BRIEF: Copy every entry exactly.

------ THE DATA ------

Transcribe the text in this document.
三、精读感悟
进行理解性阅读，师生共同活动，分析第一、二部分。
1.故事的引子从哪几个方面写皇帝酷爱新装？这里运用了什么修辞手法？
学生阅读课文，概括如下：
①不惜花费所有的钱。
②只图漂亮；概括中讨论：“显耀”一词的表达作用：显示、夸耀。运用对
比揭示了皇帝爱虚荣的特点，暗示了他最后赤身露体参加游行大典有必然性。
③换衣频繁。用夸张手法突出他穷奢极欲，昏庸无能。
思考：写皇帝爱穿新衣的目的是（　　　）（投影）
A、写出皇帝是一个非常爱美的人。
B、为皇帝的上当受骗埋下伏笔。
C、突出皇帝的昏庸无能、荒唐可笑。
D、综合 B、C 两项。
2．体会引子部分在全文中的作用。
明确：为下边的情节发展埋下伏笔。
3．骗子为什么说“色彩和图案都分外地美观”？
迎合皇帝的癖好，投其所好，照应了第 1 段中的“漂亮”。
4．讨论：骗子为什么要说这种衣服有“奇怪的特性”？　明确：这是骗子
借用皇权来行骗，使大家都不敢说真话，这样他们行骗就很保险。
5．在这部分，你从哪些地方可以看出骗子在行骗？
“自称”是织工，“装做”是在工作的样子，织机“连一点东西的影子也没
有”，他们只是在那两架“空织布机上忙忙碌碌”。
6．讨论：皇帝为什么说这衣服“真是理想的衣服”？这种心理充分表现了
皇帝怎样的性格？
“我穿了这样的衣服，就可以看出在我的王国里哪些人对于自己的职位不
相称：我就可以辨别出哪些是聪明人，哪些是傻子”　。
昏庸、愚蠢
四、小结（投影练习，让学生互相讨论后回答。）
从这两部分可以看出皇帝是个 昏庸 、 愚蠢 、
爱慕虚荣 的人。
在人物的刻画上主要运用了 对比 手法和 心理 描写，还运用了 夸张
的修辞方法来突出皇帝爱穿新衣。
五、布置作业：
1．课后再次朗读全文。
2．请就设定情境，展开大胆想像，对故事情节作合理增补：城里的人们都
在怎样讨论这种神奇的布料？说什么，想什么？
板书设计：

------

EXPECTED ANSWER:
Transcribe the text in this document.
三、精读感悟
进行理解性阅读，师生共同活动，分析第一、二部分。
1.故事的引子从哪几个方面写皇帝酷爱新装？这里运用了什么修辞手法？
学生阅读课文，概括如下：
①不惜花费所有的钱。
②只图漂亮；概括中讨论：“显耀”一词的表达作用：显示、夸耀。运用对
比揭示了皇帝爱虚荣的特点，暗示了他最后赤身露体参加游行大典有必然性。
③换衣频繁。用夸张手法突出他穷奢极欲，昏庸无能。
思考：写皇帝爱穿新衣的目的是（　　　）（投影）
A、写出皇帝是一个非常爱美的人。
B、为皇帝的上当受骗埋下伏笔。
C、突出皇帝的昏庸无能、荒唐可笑。
D、综合 B、C 两项。
2．体会引子部分在全文中的作用。
明确：为下边的情节发展埋下伏笔。
3．骗子为什么说“色彩和图案都分外地美观”？
迎合皇帝的癖好，投其所好，照应了第 1 段中的“漂亮”。
4．讨论：骗子为什么要说这种衣服有“奇怪的特性”？　明确：这是骗子
借用皇权来行骗，使大家都不敢说真话，这样他们行骗就很保险。
5．在这部分，你从哪些地方可以看出骗子在行骗？
“自称”是织工，“装做”是在工作的样子，织机“连一点东西的影子也没
有”，他们只是在那两架“空织布机上忙忙碌碌”。
6．讨论：皇帝为什么说这衣服“真是理想的衣服”？这种心理充分表现了
皇帝怎样的性格？
“我穿了这样的衣服，就可以看出在我的王国里哪些人对于自己的职位不
相称：我就可以辨别出哪些是聪明人，哪些是傻子”　。
昏庸、愚蠢
四、小结（投影练习，让学生互相讨论后回答。）
从这两部分可以看出皇帝是个 昏庸 、 愚蠢 、
爱慕虚荣 的人。
在人物的刻画上主要运用了 对比 手法和 心理 描写，还运用了 夸张
的修辞方法来突出皇帝爱穿新衣。
五、布置作业：
1．课后再次朗读全文。
2．请就设定情境，展开大胆想像，对故事情节作合理增补：城里的人们都
在怎样讨论这种神奇的布料？说什么，想什么？
板书设计：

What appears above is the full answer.